Open XuMengyaAmy opened 3 years ago
We also noticed this problem before. It looks like precision rather than recall. However, such an implementation is directly adopted from the previous popular methods (iterative message passing and Neural MOTIFS), so we have to use the same calculation for fair comparisons.
Thanks for your reply. However, from my understanding, it did not look like precision or recall. Because for Precision and Recall, each class needs to calculate its Precision and Recall separately. It's just a simple Accuracy calculation. Are you able to provide mAP, AUC, True Recall calculation code, and results by using sklearn.metrics.average_precision_score and sklearn.metrics.precision_recall_curve function by passing proper y_true and y_score?
sorry, i'm no longer working on this project for a long time. You can add the corresponding code at https://github.com/KaihuaTang/Scene-Graph-Benchmark.pytorch/blob/master/maskrcnn_benchmark/data/datasets/evaluation/vg/vg_eval.py
❓ Questions and Help
Hi, thanks for your work. You highlight the importance of the metrics used. However, I have confusion about how you calculate the SGRecall in Scene-Graph Benchmark/maskrcnn_benchmark/data/datasets/evaluation/vg/sgg_eval,py. rec_i = float(len(match)) / float(gt_rels.shape[0])
when focus on relationship prediction (-precls-exmp), you did not calculate the recall for the specific relationship class. I feel the recall is more like Accuracy calculation. For Precision and Recall, each class needs to calculate its Precision and Recall separately (Recall = TP/ (TP+FN)). Did I miss anything? Thanks for your help!
Mengya Xu

______________________________

• REQUIRED TASK 1:
Give the listing from its first line through the line containing "page-title: 2.9 A2" as a Markdown table with columns Row and Line, one numbered row per line, blank lines omitted.

______________________________

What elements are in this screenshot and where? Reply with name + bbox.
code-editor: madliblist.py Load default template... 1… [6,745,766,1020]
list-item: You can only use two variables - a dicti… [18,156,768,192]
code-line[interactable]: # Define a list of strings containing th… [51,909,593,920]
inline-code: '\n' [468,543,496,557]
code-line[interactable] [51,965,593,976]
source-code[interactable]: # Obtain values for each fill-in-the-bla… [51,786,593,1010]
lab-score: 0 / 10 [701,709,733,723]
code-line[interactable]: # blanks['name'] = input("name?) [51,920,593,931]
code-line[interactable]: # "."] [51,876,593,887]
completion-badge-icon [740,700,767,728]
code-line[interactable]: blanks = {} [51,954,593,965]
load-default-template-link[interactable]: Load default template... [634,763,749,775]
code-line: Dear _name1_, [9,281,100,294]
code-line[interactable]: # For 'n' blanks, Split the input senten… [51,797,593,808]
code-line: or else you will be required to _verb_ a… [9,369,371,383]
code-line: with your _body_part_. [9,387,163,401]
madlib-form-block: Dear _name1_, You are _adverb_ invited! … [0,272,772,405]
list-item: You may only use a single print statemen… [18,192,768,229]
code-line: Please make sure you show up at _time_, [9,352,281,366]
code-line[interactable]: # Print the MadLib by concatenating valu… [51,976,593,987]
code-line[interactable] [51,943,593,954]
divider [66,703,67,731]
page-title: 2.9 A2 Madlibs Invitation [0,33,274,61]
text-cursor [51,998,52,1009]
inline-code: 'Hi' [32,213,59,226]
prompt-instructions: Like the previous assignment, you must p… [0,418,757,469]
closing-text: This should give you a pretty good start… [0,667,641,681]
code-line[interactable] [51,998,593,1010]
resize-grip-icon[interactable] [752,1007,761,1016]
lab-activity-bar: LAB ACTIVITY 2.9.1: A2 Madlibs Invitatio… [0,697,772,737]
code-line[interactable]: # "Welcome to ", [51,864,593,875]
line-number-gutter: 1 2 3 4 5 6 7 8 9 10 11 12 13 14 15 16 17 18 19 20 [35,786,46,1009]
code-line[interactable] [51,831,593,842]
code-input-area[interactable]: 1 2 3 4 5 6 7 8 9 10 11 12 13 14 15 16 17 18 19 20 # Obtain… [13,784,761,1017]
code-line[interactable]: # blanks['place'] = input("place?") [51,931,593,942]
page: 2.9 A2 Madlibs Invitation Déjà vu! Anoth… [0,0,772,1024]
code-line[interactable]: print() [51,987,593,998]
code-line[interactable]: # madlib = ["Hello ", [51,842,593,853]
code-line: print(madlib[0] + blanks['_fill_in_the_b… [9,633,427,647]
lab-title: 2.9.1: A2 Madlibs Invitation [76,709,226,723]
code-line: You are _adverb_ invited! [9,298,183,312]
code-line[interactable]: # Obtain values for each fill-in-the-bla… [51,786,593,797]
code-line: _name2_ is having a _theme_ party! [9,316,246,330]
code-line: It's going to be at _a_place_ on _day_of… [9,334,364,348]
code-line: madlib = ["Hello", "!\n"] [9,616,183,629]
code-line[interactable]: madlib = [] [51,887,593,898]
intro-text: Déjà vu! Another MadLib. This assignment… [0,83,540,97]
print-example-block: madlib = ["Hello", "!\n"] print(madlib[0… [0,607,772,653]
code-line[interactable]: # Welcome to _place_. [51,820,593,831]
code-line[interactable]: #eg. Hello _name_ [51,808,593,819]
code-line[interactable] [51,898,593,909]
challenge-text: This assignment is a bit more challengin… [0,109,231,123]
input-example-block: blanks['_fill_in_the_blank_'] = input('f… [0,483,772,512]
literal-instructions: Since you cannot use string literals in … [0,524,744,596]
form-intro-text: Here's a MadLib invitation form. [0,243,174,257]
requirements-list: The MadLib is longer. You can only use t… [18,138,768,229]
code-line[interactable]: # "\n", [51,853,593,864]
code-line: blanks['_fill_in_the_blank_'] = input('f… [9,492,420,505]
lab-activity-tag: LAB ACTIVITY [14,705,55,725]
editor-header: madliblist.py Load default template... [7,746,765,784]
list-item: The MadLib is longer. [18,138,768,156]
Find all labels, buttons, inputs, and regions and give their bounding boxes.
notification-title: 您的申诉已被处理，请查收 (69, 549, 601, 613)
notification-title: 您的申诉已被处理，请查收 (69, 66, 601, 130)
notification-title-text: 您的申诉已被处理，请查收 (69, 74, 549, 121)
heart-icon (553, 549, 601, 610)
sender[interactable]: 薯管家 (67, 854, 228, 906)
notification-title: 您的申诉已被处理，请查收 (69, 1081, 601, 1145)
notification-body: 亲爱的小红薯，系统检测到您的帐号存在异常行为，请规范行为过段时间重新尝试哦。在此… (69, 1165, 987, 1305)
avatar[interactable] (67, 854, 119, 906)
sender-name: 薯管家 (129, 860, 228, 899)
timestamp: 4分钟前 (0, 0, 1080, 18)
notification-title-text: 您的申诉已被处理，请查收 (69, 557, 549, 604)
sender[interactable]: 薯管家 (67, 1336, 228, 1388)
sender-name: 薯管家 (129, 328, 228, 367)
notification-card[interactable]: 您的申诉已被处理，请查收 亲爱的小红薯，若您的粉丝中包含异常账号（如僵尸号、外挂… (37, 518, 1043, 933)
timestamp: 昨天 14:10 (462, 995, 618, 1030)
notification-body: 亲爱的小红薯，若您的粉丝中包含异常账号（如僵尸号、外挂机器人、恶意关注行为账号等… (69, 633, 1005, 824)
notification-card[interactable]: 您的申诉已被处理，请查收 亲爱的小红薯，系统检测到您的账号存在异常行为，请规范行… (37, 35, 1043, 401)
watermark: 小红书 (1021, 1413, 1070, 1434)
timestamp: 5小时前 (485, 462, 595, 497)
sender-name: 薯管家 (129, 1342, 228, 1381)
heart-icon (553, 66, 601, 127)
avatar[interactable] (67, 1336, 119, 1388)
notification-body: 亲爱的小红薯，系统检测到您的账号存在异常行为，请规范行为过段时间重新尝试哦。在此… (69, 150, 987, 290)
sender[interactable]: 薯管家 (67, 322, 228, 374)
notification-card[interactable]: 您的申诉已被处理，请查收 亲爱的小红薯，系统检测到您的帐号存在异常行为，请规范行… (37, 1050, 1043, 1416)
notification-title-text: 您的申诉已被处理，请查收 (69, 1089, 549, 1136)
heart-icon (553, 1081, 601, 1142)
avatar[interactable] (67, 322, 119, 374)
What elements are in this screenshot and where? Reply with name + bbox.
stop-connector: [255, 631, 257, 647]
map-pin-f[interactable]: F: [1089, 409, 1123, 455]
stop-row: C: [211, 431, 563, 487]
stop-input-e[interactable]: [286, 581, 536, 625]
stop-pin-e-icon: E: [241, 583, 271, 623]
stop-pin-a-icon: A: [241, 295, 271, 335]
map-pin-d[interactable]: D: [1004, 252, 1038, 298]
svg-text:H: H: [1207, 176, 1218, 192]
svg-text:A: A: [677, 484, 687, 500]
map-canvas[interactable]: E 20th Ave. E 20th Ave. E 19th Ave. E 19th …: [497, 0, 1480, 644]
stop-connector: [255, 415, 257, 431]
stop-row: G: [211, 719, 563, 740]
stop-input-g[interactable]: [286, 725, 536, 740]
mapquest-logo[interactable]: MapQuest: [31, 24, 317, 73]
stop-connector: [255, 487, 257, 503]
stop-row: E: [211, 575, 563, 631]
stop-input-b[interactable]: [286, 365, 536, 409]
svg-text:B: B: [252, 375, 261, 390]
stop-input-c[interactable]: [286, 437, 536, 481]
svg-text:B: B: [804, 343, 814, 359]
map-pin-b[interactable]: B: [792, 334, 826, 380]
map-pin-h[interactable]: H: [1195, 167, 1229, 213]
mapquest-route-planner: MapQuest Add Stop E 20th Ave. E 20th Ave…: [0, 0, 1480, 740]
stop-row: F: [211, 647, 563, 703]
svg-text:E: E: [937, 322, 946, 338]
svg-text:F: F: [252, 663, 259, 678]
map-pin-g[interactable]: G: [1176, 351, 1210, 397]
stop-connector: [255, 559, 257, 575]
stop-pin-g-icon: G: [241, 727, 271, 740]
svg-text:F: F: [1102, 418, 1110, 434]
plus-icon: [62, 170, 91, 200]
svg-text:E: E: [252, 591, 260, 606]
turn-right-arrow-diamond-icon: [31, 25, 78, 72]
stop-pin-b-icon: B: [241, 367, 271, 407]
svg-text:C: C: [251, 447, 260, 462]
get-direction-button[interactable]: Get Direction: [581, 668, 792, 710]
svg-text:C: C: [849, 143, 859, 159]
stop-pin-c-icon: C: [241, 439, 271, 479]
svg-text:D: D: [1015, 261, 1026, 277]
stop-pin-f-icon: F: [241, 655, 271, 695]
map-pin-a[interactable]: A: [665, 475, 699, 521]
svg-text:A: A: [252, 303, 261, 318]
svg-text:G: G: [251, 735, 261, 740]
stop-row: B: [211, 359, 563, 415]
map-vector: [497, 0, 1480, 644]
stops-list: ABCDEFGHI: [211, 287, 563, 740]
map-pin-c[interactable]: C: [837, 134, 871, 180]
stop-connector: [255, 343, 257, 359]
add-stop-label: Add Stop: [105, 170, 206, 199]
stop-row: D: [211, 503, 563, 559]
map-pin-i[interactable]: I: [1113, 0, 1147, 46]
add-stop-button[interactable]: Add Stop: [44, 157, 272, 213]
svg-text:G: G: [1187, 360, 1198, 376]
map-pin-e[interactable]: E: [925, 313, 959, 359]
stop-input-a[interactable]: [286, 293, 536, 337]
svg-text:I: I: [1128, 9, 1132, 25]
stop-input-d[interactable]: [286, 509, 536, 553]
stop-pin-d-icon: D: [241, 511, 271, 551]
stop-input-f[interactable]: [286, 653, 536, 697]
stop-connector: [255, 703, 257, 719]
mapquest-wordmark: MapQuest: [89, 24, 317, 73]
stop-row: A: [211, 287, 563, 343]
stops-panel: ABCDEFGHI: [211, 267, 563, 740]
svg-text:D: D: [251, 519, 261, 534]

______________________________

• REQUIRED TASK 2:
Translate this sentence from the forum thread into German: "We also noticed this problem before."

• FINAL RESULT 1:
| Row | Line |
|---|---|
| 1 | What elements are in this screenshot and where? Reply with name + bbox. |
| 2 | code-editor: madliblist.py Load default template... 1… [6,745,766,1020] |
| 3 | list-item: You can only use two variables - a dicti… [18,156,768,192] |
| 4 | code-line[interactable]: # Define a list of strings containing th… [51,909,593,920] |
| 5 | inline-code: '\n' [468,543,496,557] |
| 6 | code-line[interactable] [51,965,593,976] |
| 7 | source-code[interactable]: # Obtain values for each fill-in-the-bla… [51,786,593,1010] |
| 8 | lab-score: 0 / 10 [701,709,733,723] |
| 9 | code-line[interactable]: # blanks['name'] = input("name?) [51,920,593,931] |
| 10 | code-line[interactable]: # "."] [51,876,593,887] |
| 11 | completion-badge-icon [740,700,767,728] |
| 12 | code-line[interactable]: blanks = {} [51,954,593,965] |
| 13 | load-default-template-link[interactable]: Load default template... [634,763,749,775] |
| 14 | code-line: Dear _name1_, [9,281,100,294] |
| 15 | code-line[interactable]: # For 'n' blanks, Split the input senten… [51,797,593,808] |
| 16 | code-line: or else you will be required to _verb_ a… [9,369,371,383] |
| 17 | code-line: with your _body_part_. [9,387,163,401] |
| 18 | madlib-form-block: Dear _name1_, You are _adverb_ invited! … [0,272,772,405] |
| 19 | list-item: You may only use a single print statemen… [18,192,768,229] |
| 20 | code-line: Please make sure you show up at _time_, [9,352,281,366] |
| 21 | code-line[interactable]: # Print the MadLib by concatenating valu… [51,976,593,987] |
| 22 | code-line[interactable] [51,943,593,954] |
| 23 | divider [66,703,67,731] |
| 24 | page-title: 2.9 A2 Madlibs Invitation [0,33,274,61] |

• FINAL RESULT 2:
Dieses Problem ist uns auch schon früher aufgefallen.